--- START Records provided ---

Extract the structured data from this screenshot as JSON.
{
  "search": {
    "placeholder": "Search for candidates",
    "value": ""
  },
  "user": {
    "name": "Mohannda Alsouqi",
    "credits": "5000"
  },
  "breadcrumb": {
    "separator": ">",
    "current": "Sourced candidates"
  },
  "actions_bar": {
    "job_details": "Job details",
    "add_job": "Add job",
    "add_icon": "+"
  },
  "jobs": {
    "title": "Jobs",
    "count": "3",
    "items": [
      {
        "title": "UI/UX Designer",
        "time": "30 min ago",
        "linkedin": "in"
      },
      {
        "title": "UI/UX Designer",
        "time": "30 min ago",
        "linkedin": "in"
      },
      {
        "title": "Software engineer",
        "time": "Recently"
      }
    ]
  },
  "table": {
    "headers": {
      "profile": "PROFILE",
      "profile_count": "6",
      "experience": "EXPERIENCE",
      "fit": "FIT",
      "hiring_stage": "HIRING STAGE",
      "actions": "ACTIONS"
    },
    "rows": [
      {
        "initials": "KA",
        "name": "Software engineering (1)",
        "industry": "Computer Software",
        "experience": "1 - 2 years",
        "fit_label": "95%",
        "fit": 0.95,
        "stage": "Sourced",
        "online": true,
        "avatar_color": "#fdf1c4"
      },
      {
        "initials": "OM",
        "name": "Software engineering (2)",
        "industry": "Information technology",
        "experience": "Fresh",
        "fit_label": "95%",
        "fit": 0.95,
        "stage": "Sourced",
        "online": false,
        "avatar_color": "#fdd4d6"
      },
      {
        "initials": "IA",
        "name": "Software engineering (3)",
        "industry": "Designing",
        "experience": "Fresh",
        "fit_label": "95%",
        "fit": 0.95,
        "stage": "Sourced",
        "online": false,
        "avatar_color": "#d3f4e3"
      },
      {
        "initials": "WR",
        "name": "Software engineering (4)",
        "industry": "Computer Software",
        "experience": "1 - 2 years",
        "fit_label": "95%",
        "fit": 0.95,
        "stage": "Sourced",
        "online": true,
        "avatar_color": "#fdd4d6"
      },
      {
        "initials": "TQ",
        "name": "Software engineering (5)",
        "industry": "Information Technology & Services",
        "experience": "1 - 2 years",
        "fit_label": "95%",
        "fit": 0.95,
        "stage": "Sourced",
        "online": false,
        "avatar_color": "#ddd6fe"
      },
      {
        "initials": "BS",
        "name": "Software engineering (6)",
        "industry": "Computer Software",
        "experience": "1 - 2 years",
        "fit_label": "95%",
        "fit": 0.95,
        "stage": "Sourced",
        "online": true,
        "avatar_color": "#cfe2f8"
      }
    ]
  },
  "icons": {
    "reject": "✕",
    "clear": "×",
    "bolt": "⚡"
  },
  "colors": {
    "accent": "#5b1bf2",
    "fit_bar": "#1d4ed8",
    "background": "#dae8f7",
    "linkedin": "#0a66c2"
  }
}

--- END Records provided ---

Goal of the exercise:
Reproduce the listing above verbatim, from first line to last.

Response:
Extract the structured data from this screenshot as JSON.
{
  "search": {
    "placeholder": "Search for candidates",
    "value": ""
  },
  "user": {
    "name": "Mohannda Alsouqi",
    "credits": "5000"
  },
  "breadcrumb": {
    "separator": ">",
    "current": "Sourced candidates"
  },
  "actions_bar": {
    "job_details": "Job details",
    "add_job": "Add job",
    "add_icon": "+"
  },
  "jobs": {
    "title": "Jobs",
    "count": "3",
    "items": [
      {
        "title": "UI/UX Designer",
        "time": "30 min ago",
        "linkedin": "in"
      },
      {
        "title": "UI/UX Designer",
        "time": "30 min ago",
        "linkedin": "in"
      },
      {
        "title": "Software engineer",
        "time": "Recently"
      }
    ]
  },
  "table": {
    "headers": {
      "profile": "PROFILE",
      "profile_count": "6",
      "experience": "EXPERIENCE",
      "fit": "FIT",
      "hiring_stage": "HIRING STAGE",
      "actions": "ACTIONS"
    },
    "rows": [
      {
        "initials": "KA",
        "name": "Software engineering (1)",
        "industry": "Computer Software",
        "experience": "1 - 2 years",
        "fit_label": "95%",
        "fit": 0.95,
        "stage": "Sourced",
        "online": true,
        "avatar_color": "#fdf1c4"
      },
      {
        "initials": "OM",
        "name": "Software engineering (2)",
        "industry": "Information technology",
        "experience": "Fresh",
        "fit_label": "95%",
        "fit": 0.95,
        "stage": "Sourced",
        "online": false,
        "avatar_color": "#fdd4d6"
      },
      {
        "initials": "IA",
        "name": "Software engineering (3)",
        "industry": "Designing",
        "experience": "Fresh",
        "fit_label": "95%",
        "fit": 0.95,
        "stage": "Sourced",
        "online": false,
        "avatar_color": "#d3f4e3"
      },
      {
        "initials": "WR",
        "name": "Software engineering (4)",
        "industry": "Computer Software",
        "experience": "1 - 2 years",
        "fit_label": "95%",
        "fit": 0.95,
        "stage": "Sourced",
        "online": true,
        "avatar_color": "#fdd4d6"
      },
      {
        "initials": "TQ",
        "name": "Software engineering (5)",
        "industry": "Information Technology & Services",
        "experience": "1 - 2 years",
        "fit_label": "95%",
        "fit": 0.95,
        "stage": "Sourced",
        "online": false,
        "avatar_color": "#ddd6fe"
      },
      {
        "initials": "BS",
        "name": "Software engineering (6)",
        "industry": "Computer Software",
        "experience": "1 - 2 years",
        "fit_label": "95%",
        "fit": 0.95,
        "stage": "Sourced",
        "online": true,
        "avatar_color": "#cfe2f8"
      }
    ]
  },
  "icons": {
    "reject": "✕",
    "clear": "×",
    "bolt": "⚡"
  },
  "colors": {
    "accent": "#5b1bf2",
    "fit_bar": "#1d4ed8",
    "background": "#dae8f7",
    "linkedin": "#0a66c2"
  }
}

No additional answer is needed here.